THE REQUEST
The material below should be written out in full and exactly; pictures stay out of the copy.

LISTED RECORDS
----------------------------------------

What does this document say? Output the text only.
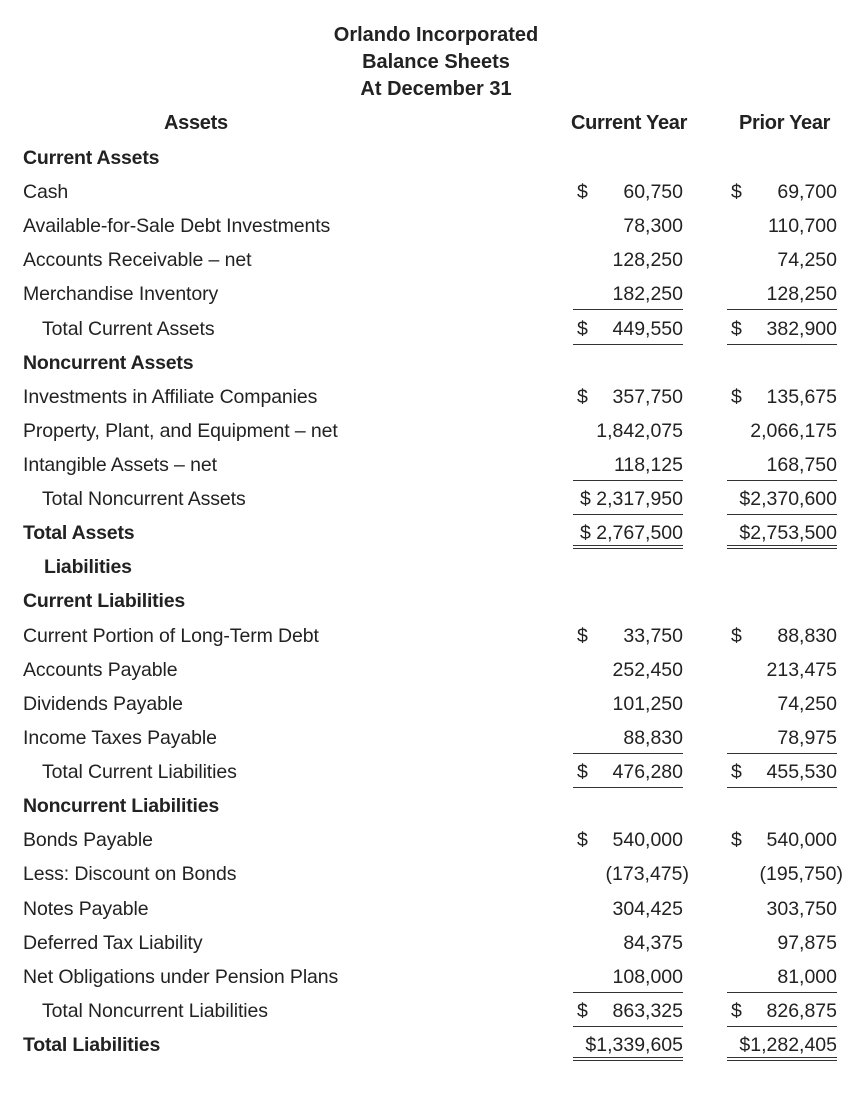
Orlando Incorporated
Balance Sheets
At December 31
Assets	Current Year	Prior Year
Current Assets
Cash	$ 60,750 $ 69,700
Available-for-Sale Debt Investments	78,300	110,700
Accounts Receivable – net	128,250	74,250
Merchandise Inventory	182,250	128,250
Total Current Assets	$ 449,550 $ 382,900
Noncurrent Assets
Investments in Affiliate Companies	$ 357,750 $ 135,675
Property, Plant, and Equipment – net	1,842,075	2,066,175
Intangible Assets – net	118,125	168,750
Total Noncurrent Assets	$ 2,317,950	$2,370,600
Total Assets	$ 2,767,500	$2,753,500
Liabilities
Current Liabilities
Current Portion of Long-Term Debt	$ 33,750 $ 88,830
Accounts Payable	252,450	213,475
Dividends Payable	101,250	74,250
Income Taxes Payable	88,830	78,975
Total Current Liabilities	$ 476,280 $ 455,530
Noncurrent Liabilities
Bonds Payable	$ 540,000 $ 540,000
Less: Discount on Bonds	(173,475)	(195,750)
Notes Payable	304,425	303,750
Deferred Tax Liability	84,375	97,875
Net Obligations under Pension Plans	108,000	81,000
Total Noncurrent Liabilities	$ 863,325 $ 826,875
Total Liabilities	$1,339,605	$1,282,405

----------------------------------------

CORRECT ANSWER
What does this document say? Output the text only.
Orlando Incorporated
Balance Sheets
At December 31
Assets	Current Year	Prior Year
Current Assets
Cash	$ 60,750 $ 69,700
Available-for-Sale Debt Investments	78,300	110,700
Accounts Receivable – net	128,250	74,250
Merchandise Inventory	182,250	128,250
Total Current Assets	$ 449,550 $ 382,900
Noncurrent Assets
Investments in Affiliate Companies	$ 357,750 $ 135,675
Property, Plant, and Equipment – net	1,842,075	2,066,175
Intangible Assets – net	118,125	168,750
Total Noncurrent Assets	$ 2,317,950	$2,370,600
Total Assets	$ 2,767,500	$2,753,500
Liabilities
Current Liabilities
Current Portion of Long-Term Debt	$ 33,750 $ 88,830
Accounts Payable	252,450	213,475
Dividends Payable	101,250	74,250
Income Taxes Payable	88,830	78,975
Total Current Liabilities	$ 476,280 $ 455,530
Noncurrent Liabilities
Bonds Payable	$ 540,000 $ 540,000
Less: Discount on Bonds	(173,475)	(195,750)
Notes Payable	304,425	303,750
Deferred Tax Liability	84,375	97,875
Net Obligations under Pension Plans	108,000	81,000
Total Noncurrent Liabilities	$ 863,325 $ 826,875
Total Liabilities	$1,339,605	$1,282,405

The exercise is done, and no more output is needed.